━━━ Materiał do zadania

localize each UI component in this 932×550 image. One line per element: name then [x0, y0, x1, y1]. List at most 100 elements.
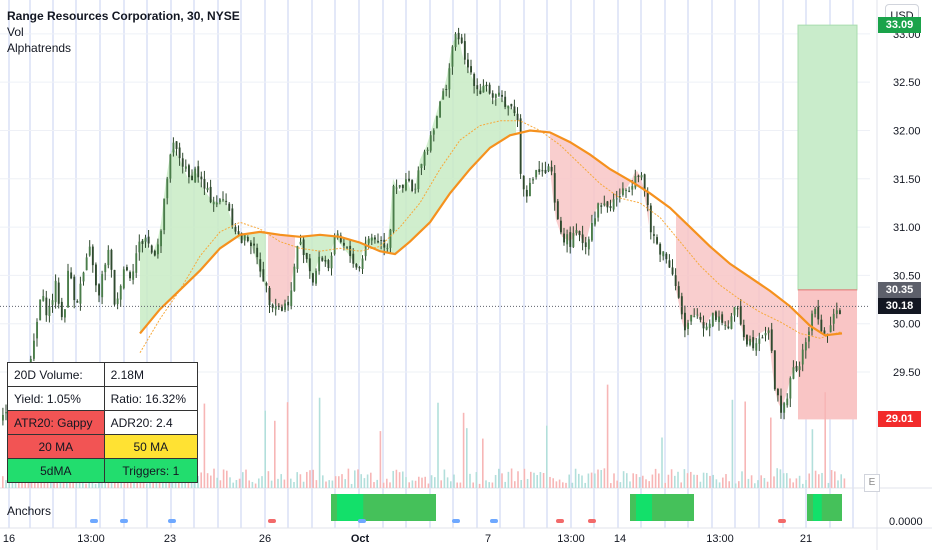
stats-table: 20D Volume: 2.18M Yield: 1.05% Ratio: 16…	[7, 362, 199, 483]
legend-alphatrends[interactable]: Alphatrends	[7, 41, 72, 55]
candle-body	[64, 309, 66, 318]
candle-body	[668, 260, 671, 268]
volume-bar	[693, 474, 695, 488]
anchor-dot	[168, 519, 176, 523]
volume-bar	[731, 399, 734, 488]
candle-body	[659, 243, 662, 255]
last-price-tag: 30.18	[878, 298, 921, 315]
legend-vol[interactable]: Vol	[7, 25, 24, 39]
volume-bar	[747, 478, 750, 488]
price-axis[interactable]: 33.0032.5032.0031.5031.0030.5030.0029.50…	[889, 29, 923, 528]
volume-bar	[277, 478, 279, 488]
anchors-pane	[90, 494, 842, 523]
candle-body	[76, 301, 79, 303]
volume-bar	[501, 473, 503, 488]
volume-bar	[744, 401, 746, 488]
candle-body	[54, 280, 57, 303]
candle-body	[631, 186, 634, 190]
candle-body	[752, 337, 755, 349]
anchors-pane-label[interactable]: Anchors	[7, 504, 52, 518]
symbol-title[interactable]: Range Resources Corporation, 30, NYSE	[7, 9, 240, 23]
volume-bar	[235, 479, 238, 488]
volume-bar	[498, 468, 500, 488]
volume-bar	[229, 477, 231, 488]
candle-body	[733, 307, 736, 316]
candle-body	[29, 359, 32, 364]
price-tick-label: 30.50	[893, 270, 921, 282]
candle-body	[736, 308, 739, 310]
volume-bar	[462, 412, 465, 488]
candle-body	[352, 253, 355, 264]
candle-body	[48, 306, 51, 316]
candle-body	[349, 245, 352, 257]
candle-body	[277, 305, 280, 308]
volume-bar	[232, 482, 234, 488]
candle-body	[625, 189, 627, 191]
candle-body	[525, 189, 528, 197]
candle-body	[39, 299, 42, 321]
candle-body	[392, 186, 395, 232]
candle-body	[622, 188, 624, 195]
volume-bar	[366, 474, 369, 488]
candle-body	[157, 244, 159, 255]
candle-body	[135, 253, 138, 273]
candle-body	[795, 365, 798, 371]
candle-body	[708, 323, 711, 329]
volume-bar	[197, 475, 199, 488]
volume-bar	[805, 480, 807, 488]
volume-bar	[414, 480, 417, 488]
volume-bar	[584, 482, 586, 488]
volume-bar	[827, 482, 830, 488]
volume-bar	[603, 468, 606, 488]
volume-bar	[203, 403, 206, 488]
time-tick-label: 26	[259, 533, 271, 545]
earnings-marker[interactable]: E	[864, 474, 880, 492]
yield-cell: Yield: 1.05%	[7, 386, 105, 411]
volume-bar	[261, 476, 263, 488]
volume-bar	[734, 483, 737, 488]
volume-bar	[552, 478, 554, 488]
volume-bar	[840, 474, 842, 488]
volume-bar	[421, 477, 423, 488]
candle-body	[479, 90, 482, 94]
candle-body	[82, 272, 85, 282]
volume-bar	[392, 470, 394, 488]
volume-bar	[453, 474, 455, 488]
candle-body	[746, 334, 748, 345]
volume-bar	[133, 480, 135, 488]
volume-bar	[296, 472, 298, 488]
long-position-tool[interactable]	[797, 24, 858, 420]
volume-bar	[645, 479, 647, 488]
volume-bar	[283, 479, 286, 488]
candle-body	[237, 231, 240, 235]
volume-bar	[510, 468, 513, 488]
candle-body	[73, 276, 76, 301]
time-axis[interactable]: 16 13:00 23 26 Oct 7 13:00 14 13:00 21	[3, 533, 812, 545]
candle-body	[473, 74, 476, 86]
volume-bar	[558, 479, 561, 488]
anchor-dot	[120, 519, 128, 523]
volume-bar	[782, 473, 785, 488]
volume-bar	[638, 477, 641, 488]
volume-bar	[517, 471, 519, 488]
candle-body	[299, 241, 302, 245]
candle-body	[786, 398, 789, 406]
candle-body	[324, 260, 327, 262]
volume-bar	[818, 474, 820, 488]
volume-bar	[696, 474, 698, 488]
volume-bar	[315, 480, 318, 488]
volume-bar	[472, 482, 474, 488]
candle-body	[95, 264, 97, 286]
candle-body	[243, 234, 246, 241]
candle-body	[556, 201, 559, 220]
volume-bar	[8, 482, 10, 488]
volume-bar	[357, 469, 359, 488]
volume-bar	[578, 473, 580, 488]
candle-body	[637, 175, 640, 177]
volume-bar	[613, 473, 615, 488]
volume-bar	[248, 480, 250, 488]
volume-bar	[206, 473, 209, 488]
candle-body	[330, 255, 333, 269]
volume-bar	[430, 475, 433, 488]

━━━━━━

- Do wykonania
Wpisz wszystkie powyższe wiersze do tabeli Markdown z kolumnami „Nr” i „Treść wiersza”, pomijając puste linie. Obrazów nie umieszczaj w odpowiedzi.

- Odpowiedź na zadanie
| Nr | Treść wiersza |
|---|---|
| 1 | localize each UI component in this 932×550 image. One line per element: name then [x0, y0, x1, y1]. List at most 100 elements. |
| 2 | stats-table: 20D Volume: 2.18M Yield: 1.05% Ratio: 16…	[7, 362, 199, 483] |
| 3 | legend-alphatrends[interactable]: Alphatrends	[7, 41, 72, 55] |
| 4 | candle-body	[64, 309, 66, 318] |
| 5 | candle-body	[668, 260, 671, 268] |
| 6 | volume-bar	[693, 474, 695, 488] |
| 7 | anchor-dot	[168, 519, 176, 523] |
| 8 | volume-bar	[731, 399, 734, 488] |
| 9 | candle-body	[659, 243, 662, 255] |
| 10 | last-price-tag: 30.18	[878, 298, 921, 315] |
| 11 | legend-vol[interactable]: Vol	[7, 25, 24, 39] |
| 12 | volume-bar	[747, 478, 750, 488] |
| 13 | price-axis[interactable]: 33.0032.5032.0031.5031.0030.5030.0029.50…	[889, 29, 923, 528] |
| 14 | volume-bar	[277, 478, 279, 488] |
| 15 | anchors-pane	[90, 494, 842, 523] |
| 16 | candle-body	[76, 301, 79, 303] |
| 17 | volume-bar	[501, 473, 503, 488] |
| 18 | volume-bar	[744, 401, 746, 488] |
| 19 | candle-body	[54, 280, 57, 303] |
| 20 | candle-body	[631, 186, 634, 190] |
| 21 | candle-body	[752, 337, 755, 349] |
| 22 | anchors-pane-label[interactable]: Anchors	[7, 504, 52, 518] |
| 23 | symbol-title[interactable]: Range Resources Corporation, 30, NYSE	[7, 9, 240, 23] |
| 24 | volume-bar	[235, 479, 238, 488] |
| 25 | volume-bar	[498, 468, 500, 488] |
| 26 | volume-bar	[229, 477, 231, 488] |
| 27 | candle-body	[733, 307, 736, 316] |
| 28 | candle-body	[29, 359, 32, 364] |
| 29 | price-tick-label: 30.50	[893, 270, 921, 282] |
| 30 | candle-body	[736, 308, 739, 310] |
| 31 | volume-bar	[462, 412, 465, 488] |
| 32 | candle-body	[352, 253, 355, 264] |
| 33 | candle-body	[48, 306, 51, 316] |
| 34 | candle-body	[349, 245, 352, 257] |
| 35 | candle-body	[277, 305, 280, 308] |
| 36 | volume-bar	[232, 482, 234, 488] |
| 37 | candle-body	[625, 189, 627, 191] |
| 38 | candle-body	[525, 189, 528, 197] |
| 39 | candle-body	[39, 299, 42, 321] |
| 40 | candle-body	[392, 186, 395, 232] |
| 41 | candle-body	[622, 188, 624, 195] |
| 42 | volume-bar	[366, 474, 369, 488] |
| 43 | candle-body	[157, 244, 159, 255] |
| 44 | candle-body	[135, 253, 138, 273] |
| 45 | candle-body	[795, 365, 798, 371] |
| 46 | candle-body	[708, 323, 711, 329] |
| 47 | volume-bar	[197, 475, 199, 488] |
| 48 | volume-bar	[805, 480, 807, 488] |
| 49 | volume-bar	[414, 480, 417, 488] |
| 50 | volume-bar	[584, 482, 586, 488] |
| 51 | volume-bar	[827, 482, 830, 488] |
| 52 | volume-bar	[603, 468, 606, 488] |
| 53 | volume-bar	[203, 403, 206, 488] |
| 54 | time-tick-label: 26	[259, 533, 271, 545] |
| 55 | earnings-marker[interactable]: E	[864, 474, 880, 492] |
| 56 | yield-cell: Yield: 1.05%	[7, 386, 105, 411] |
| 57 | volume-bar	[261, 476, 263, 488] |
| 58 | volume-bar	[734, 483, 737, 488] |
| 59 | volume-bar	[552, 478, 554, 488] |
| 60 | volume-bar	[840, 474, 842, 488] |
| 61 | volume-bar	[421, 477, 423, 488] |
| 62 | candle-body	[479, 90, 482, 94] |
| 63 | candle-body	[82, 272, 85, 282] |
| 64 | volume-bar	[392, 470, 394, 488] |
| 65 | volume-bar	[453, 474, 455, 488] |
| 66 | candle-body	[746, 334, 748, 345] |
| 67 | volume-bar	[133, 480, 135, 488] |
| 68 | volume-bar	[296, 472, 298, 488] |
| 69 | long-position-tool[interactable]	[797, 24, 858, 420] |
| 70 | volume-bar	[645, 479, 647, 488] |
| 71 | volume-bar	[283, 479, 286, 488] |
| 72 | candle-body	[237, 231, 240, 235] |
| 73 | volume-bar	[510, 468, 513, 488] |
| 74 | candle-body	[73, 276, 76, 301] |
| 75 | time-axis[interactable]: 16 13:00 23 26 Oct 7 13:00 14 13:00 21	[3, 533, 812, 545] |
| 76 | candle-body	[473, 74, 476, 86] |
| 77 | volume-bar	[558, 479, 561, 488] |
| 78 | anchor-dot	[120, 519, 128, 523] |
| 79 | volume-bar	[782, 473, 785, 488] |
| 80 | volume-bar	[638, 477, 641, 488] |
| 81 | volume-bar	[517, 471, 519, 488] |
| 82 | candle-body	[299, 241, 302, 245] |
| 83 | candle-body	[786, 398, 789, 406] |
| 84 | candle-body	[324, 260, 327, 262] |
| 85 | volume-bar	[818, 474, 820, 488] |
| 86 | volume-bar	[696, 474, 698, 488] |
| 87 | volume-bar	[315, 480, 318, 488] |
| 88 | volume-bar	[472, 482, 474, 488] |
| 89 | candle-body	[95, 264, 97, 286] |
| 90 | candle-body	[243, 234, 246, 241] |
| 91 | candle-body	[556, 201, 559, 220] |
| 92 | volume-bar	[8, 482, 10, 488] |
| 93 | volume-bar	[357, 469, 359, 488] |
| 94 | volume-bar	[578, 473, 580, 488] |
| 95 | candle-body	[637, 175, 640, 177] |
| 96 | volume-bar	[613, 473, 615, 488] |
| 97 | volume-bar	[248, 480, 250, 488] |
| 98 | volume-bar	[206, 473, 209, 488] |
| 99 | candle-body	[330, 255, 333, 269] |
| 100 | volume-bar	[430, 475, 433, 488] |